» **BRIEF**: "screenshot" appears in how many lines of the entries? State only the number.

» **INFORMATION GIVEN**:
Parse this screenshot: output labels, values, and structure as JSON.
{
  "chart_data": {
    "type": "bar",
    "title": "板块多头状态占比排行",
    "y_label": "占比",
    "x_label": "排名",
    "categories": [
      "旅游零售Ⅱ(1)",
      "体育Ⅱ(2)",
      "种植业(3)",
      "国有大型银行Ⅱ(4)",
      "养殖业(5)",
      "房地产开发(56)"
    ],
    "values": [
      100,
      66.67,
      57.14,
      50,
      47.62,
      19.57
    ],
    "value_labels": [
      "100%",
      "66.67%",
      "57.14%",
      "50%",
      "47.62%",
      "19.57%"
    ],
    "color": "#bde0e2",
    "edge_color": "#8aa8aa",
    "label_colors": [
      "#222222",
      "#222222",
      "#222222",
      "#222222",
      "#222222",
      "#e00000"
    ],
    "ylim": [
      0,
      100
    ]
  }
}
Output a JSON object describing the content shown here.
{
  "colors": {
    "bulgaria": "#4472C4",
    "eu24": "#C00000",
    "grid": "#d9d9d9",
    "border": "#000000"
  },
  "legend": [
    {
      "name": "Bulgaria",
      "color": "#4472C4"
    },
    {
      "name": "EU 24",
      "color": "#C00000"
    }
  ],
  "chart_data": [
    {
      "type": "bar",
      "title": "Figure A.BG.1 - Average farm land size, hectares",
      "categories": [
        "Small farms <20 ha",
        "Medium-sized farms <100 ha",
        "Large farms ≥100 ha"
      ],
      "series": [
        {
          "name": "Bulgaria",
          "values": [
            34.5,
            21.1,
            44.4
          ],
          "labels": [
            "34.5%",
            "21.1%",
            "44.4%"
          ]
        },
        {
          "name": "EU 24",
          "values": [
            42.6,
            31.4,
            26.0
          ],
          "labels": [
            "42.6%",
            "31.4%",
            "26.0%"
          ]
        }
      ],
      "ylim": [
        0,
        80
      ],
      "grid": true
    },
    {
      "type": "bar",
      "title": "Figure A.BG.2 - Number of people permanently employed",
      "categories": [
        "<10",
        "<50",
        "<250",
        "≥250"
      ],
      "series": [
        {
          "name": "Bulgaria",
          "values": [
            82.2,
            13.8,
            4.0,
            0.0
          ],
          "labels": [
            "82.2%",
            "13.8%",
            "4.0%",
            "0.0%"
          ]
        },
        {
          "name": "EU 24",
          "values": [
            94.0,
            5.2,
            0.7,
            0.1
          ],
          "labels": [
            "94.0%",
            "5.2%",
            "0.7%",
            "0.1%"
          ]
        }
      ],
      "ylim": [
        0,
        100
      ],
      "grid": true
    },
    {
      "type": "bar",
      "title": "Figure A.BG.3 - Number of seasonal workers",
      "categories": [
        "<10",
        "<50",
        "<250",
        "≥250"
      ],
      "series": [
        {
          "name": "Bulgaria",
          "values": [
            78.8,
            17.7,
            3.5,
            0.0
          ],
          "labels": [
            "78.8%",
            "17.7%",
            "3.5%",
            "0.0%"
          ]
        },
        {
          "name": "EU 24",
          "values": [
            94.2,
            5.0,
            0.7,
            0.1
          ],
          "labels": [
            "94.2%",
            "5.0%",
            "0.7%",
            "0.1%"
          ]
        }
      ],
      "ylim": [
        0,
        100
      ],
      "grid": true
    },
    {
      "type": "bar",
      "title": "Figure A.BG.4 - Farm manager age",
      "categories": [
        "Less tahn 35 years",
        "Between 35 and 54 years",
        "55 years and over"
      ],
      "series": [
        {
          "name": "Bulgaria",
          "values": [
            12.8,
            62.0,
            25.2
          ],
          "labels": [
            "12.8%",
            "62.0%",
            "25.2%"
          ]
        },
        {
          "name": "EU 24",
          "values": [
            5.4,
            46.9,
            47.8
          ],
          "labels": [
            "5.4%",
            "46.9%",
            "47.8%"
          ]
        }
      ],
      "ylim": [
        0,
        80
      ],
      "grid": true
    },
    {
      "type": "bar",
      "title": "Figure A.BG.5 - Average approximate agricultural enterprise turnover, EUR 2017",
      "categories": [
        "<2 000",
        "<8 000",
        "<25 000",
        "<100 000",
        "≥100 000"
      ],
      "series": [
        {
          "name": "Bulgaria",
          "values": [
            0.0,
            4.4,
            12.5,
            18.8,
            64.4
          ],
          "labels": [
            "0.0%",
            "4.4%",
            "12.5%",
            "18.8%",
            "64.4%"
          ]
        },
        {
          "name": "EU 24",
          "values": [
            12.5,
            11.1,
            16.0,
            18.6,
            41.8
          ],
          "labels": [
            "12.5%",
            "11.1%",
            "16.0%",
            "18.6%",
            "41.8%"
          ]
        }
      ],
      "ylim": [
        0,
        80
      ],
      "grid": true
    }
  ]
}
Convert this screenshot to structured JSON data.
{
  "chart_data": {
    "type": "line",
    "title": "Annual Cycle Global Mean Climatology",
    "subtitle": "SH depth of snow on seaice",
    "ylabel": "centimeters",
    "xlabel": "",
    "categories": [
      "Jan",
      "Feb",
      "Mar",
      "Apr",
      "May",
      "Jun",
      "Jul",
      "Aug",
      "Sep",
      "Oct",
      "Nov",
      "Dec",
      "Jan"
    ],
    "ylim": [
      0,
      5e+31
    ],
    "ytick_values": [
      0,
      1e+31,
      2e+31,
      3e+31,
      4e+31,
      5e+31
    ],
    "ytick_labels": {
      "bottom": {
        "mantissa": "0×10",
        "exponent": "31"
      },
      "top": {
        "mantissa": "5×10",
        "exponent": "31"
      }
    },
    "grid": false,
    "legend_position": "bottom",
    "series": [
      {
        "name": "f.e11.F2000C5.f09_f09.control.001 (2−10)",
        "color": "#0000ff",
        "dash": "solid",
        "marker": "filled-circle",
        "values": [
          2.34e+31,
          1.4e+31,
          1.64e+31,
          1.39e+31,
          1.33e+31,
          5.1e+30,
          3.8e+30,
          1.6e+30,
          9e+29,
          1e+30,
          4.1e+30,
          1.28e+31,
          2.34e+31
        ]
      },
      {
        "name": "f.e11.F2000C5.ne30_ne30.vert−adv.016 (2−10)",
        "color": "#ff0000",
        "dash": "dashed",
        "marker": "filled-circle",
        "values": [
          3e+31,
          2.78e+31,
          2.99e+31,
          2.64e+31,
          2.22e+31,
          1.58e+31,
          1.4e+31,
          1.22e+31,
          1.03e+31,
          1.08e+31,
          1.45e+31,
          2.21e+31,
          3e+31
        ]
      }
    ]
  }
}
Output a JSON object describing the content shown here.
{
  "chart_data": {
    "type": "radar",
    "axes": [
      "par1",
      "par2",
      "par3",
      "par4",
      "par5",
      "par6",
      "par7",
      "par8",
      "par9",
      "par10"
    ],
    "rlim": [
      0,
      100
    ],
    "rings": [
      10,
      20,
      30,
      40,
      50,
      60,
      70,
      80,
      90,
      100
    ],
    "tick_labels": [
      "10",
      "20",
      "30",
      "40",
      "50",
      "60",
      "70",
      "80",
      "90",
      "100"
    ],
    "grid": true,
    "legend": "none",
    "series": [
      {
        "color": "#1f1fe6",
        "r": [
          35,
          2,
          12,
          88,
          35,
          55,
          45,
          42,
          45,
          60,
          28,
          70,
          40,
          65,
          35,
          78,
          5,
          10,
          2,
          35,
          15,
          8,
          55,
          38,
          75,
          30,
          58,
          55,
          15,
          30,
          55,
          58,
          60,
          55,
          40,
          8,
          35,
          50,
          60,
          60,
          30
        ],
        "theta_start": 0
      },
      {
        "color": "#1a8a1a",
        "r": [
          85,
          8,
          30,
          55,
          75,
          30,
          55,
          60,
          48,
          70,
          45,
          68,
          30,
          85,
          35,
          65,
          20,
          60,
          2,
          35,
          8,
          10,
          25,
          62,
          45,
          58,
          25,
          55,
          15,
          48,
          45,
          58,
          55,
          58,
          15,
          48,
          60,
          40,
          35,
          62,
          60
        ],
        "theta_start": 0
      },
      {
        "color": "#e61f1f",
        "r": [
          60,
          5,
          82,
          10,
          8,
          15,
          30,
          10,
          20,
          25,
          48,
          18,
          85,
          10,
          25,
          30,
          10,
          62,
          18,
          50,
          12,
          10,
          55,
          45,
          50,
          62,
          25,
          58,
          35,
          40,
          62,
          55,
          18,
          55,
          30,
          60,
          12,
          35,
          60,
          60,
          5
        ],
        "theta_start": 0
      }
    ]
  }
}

» **TASK ANSWER**: 2